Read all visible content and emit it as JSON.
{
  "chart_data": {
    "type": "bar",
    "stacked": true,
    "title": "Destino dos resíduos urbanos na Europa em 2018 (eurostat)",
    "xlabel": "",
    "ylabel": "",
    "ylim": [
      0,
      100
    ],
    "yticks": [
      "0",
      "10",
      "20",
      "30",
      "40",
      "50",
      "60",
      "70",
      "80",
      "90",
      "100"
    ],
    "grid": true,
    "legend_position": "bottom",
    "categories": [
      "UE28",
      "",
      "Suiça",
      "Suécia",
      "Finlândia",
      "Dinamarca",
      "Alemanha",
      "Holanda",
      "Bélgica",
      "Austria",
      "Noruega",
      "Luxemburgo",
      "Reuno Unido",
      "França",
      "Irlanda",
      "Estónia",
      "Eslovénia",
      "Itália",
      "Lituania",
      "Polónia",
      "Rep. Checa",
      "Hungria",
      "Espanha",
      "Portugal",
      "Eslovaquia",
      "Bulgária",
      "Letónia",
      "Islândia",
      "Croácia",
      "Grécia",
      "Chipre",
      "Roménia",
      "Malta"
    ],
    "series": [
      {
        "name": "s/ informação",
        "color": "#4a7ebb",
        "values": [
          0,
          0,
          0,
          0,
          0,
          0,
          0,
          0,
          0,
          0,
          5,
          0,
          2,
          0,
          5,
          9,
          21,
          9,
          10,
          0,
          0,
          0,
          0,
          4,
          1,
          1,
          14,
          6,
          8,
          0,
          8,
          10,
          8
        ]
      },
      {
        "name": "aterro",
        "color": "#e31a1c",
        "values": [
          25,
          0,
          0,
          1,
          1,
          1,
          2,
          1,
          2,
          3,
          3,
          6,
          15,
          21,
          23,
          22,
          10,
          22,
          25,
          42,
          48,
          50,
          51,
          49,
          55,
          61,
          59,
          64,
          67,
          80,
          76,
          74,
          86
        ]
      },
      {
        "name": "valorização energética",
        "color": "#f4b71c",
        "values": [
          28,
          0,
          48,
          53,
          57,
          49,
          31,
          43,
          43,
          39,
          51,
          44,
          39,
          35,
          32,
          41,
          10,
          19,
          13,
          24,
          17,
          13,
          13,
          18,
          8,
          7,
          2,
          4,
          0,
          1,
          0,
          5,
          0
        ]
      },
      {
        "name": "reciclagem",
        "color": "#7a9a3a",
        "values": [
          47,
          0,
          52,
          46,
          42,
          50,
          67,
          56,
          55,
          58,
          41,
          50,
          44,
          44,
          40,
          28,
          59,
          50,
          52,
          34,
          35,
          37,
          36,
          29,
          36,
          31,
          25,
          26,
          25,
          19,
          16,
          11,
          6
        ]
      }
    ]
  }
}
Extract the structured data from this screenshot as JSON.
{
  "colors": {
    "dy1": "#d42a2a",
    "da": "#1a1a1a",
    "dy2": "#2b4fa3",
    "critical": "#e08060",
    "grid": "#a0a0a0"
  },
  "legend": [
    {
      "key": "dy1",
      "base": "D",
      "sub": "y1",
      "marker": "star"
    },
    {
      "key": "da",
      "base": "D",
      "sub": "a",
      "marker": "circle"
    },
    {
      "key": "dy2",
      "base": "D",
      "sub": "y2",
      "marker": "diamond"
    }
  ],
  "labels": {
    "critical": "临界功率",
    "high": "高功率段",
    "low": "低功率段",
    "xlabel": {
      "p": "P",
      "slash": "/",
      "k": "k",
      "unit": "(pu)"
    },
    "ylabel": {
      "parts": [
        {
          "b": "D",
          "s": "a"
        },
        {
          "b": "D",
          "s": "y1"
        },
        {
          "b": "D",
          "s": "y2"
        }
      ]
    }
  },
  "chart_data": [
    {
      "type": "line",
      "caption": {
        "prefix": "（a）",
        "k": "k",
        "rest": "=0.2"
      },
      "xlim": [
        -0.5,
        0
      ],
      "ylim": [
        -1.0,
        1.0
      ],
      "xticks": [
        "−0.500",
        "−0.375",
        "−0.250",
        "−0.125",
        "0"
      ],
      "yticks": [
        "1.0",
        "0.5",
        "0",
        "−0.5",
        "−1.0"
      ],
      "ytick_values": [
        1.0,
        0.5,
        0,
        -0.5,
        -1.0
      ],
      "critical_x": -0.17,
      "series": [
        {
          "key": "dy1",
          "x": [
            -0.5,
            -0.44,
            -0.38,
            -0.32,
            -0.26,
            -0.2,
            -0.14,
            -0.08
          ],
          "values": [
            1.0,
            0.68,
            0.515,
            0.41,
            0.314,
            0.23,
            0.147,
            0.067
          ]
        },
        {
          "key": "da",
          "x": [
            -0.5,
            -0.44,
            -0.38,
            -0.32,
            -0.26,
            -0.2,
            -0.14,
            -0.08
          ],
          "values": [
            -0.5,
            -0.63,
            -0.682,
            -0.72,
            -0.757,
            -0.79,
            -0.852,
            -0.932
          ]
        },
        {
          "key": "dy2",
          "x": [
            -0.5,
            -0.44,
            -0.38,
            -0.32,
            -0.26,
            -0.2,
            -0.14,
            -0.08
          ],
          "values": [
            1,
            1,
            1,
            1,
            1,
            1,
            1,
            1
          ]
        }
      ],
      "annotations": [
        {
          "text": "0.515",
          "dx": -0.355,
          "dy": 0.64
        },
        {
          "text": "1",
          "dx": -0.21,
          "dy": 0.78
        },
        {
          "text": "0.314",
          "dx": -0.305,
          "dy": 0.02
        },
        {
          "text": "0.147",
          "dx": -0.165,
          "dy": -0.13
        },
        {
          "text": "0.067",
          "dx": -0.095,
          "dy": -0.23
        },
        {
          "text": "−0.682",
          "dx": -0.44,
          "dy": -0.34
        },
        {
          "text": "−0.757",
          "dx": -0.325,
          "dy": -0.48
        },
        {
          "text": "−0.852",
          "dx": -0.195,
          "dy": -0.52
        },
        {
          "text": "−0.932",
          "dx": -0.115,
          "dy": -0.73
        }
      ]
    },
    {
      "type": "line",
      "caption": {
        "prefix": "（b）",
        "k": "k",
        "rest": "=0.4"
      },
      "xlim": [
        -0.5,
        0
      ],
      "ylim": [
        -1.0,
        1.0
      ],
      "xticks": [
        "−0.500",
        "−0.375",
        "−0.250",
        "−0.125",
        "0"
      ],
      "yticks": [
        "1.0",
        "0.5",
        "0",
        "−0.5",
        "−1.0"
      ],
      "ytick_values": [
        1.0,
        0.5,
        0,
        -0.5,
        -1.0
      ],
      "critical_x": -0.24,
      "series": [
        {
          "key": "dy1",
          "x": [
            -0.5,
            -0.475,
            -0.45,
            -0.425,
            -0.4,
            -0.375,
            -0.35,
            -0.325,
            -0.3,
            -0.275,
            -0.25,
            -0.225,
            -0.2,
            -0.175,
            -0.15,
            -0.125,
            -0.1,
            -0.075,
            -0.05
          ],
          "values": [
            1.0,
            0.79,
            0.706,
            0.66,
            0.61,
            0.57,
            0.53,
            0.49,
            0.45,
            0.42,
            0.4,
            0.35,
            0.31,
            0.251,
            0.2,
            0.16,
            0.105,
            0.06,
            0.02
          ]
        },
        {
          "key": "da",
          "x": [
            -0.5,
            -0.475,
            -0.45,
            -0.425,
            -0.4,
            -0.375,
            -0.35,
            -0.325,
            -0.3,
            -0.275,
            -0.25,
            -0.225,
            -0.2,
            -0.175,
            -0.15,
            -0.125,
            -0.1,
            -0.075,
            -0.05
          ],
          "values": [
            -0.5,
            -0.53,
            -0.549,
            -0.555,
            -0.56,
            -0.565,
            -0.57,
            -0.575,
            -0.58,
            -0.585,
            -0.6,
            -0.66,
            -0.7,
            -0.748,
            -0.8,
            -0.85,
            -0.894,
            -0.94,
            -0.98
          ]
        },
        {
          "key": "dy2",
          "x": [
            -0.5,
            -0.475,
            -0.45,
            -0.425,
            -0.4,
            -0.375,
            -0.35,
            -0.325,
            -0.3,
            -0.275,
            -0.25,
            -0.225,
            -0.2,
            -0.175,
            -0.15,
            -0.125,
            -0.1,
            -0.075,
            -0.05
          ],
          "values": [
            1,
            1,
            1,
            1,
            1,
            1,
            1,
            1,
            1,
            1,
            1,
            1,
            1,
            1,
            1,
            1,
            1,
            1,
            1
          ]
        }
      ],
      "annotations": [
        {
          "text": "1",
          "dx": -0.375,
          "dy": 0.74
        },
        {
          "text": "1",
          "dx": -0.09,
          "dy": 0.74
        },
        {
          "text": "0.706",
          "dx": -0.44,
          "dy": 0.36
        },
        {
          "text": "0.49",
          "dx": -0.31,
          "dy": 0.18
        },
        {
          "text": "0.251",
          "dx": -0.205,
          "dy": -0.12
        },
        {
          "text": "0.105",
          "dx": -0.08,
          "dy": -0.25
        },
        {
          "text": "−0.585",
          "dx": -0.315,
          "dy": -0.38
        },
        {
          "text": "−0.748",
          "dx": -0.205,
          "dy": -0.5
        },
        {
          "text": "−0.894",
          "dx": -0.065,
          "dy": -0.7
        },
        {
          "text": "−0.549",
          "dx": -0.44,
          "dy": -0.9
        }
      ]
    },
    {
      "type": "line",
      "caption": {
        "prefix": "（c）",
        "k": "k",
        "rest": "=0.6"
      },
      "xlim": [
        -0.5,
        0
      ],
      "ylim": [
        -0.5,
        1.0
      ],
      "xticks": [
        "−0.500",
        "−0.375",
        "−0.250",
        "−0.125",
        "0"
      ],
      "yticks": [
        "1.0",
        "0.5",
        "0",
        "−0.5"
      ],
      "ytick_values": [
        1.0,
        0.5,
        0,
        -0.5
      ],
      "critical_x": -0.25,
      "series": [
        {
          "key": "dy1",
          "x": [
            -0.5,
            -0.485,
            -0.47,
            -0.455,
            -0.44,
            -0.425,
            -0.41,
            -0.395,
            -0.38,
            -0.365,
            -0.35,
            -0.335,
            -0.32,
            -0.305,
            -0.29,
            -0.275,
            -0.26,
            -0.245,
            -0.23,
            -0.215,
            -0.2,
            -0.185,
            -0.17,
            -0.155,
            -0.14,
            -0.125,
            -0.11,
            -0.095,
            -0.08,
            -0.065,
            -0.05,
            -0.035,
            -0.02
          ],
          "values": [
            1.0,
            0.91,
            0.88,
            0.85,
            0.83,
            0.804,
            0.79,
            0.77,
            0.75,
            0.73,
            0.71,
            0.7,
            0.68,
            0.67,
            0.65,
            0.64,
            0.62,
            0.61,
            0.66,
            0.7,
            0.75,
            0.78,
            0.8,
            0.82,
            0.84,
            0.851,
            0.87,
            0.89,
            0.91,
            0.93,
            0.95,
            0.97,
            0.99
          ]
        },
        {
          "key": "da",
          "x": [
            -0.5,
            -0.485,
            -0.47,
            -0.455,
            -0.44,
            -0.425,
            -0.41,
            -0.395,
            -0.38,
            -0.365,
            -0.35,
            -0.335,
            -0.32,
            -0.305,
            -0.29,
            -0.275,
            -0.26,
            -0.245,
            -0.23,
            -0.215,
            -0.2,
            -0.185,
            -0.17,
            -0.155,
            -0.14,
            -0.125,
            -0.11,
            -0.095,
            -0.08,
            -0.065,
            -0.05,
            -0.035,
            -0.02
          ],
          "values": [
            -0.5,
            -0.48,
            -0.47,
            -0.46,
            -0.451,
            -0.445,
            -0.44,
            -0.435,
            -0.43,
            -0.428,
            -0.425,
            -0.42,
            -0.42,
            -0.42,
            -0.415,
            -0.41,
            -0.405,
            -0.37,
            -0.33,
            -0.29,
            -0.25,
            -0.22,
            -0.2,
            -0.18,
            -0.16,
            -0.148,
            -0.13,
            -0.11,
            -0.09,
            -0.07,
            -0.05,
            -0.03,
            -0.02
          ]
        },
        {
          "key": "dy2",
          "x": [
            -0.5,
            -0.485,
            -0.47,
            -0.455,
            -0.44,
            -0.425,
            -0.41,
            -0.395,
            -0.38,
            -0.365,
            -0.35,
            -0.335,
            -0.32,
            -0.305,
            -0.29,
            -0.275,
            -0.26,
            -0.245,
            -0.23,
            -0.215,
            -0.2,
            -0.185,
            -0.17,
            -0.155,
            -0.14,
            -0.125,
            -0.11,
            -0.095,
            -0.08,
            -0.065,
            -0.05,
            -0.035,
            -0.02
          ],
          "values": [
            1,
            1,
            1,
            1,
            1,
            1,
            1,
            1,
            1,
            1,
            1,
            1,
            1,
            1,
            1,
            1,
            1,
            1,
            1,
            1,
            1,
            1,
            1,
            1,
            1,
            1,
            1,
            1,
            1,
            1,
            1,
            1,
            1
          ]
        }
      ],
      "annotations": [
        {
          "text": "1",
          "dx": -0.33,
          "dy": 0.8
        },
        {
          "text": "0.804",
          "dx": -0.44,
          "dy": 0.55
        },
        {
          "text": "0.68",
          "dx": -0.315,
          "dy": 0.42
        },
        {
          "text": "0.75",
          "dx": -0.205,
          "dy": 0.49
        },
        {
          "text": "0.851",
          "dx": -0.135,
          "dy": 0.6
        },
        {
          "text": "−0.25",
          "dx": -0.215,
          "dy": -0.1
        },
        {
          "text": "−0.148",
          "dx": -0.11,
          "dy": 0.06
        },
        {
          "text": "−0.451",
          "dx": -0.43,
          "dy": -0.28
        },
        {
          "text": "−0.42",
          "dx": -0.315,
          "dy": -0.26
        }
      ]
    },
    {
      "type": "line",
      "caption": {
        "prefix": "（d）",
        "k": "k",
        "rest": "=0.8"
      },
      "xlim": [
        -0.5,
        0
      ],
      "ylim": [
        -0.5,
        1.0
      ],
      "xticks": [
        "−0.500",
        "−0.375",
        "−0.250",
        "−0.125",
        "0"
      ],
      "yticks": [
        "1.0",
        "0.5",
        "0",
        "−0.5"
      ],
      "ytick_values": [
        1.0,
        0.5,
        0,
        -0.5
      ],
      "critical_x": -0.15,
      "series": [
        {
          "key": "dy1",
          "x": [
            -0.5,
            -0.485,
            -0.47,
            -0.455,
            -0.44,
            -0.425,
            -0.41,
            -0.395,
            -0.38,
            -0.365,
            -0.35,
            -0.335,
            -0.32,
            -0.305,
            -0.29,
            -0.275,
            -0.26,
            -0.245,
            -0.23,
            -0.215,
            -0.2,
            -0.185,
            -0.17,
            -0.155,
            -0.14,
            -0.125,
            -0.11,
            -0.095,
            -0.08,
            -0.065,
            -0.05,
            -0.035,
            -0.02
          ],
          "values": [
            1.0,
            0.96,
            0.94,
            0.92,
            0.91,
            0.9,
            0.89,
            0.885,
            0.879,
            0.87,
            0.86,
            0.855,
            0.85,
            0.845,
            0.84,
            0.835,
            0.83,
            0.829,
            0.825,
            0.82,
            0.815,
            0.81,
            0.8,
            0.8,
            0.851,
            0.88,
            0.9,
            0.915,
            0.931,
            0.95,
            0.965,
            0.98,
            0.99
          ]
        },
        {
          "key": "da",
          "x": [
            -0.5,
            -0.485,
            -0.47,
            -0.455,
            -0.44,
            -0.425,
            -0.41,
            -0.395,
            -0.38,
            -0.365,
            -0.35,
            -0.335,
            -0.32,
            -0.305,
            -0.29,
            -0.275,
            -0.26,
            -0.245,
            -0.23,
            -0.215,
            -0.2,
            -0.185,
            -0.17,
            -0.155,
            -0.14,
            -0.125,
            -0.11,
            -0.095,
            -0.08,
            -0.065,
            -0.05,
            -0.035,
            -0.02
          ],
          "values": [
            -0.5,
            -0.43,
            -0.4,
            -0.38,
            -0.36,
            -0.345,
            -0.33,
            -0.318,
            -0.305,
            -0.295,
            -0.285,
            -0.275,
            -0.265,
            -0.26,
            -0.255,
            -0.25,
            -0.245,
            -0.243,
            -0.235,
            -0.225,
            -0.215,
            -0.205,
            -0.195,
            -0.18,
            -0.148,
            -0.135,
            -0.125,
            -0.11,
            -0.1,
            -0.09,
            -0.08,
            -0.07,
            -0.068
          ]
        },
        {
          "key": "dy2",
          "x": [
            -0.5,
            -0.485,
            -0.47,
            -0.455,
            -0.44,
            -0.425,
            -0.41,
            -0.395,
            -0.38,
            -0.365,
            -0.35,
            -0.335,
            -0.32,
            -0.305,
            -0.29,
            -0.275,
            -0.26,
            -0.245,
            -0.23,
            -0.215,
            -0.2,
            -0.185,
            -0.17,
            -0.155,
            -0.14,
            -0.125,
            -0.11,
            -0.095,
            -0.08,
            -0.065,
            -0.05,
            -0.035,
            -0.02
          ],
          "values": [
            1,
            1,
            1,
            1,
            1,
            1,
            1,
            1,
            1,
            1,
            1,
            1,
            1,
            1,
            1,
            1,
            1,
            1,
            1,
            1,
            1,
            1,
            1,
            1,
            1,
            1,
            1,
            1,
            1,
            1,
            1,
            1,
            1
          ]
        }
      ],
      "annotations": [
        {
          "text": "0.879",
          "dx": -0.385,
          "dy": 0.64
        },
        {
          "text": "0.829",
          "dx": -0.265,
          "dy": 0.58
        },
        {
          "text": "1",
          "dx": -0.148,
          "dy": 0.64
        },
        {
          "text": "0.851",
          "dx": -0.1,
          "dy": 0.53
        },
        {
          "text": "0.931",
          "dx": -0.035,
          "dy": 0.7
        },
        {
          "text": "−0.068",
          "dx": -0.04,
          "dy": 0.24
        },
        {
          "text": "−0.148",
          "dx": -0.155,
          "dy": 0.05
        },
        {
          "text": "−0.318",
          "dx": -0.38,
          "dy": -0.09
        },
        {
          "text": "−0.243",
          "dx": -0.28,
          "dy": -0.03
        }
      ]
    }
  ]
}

★ ★ ★

Whichever lines contain the string "name", select and copy them.

        "name": "s/ informação",
        "name": "aterro",
        "name": "valorização energética",
        "name": "reciclagem",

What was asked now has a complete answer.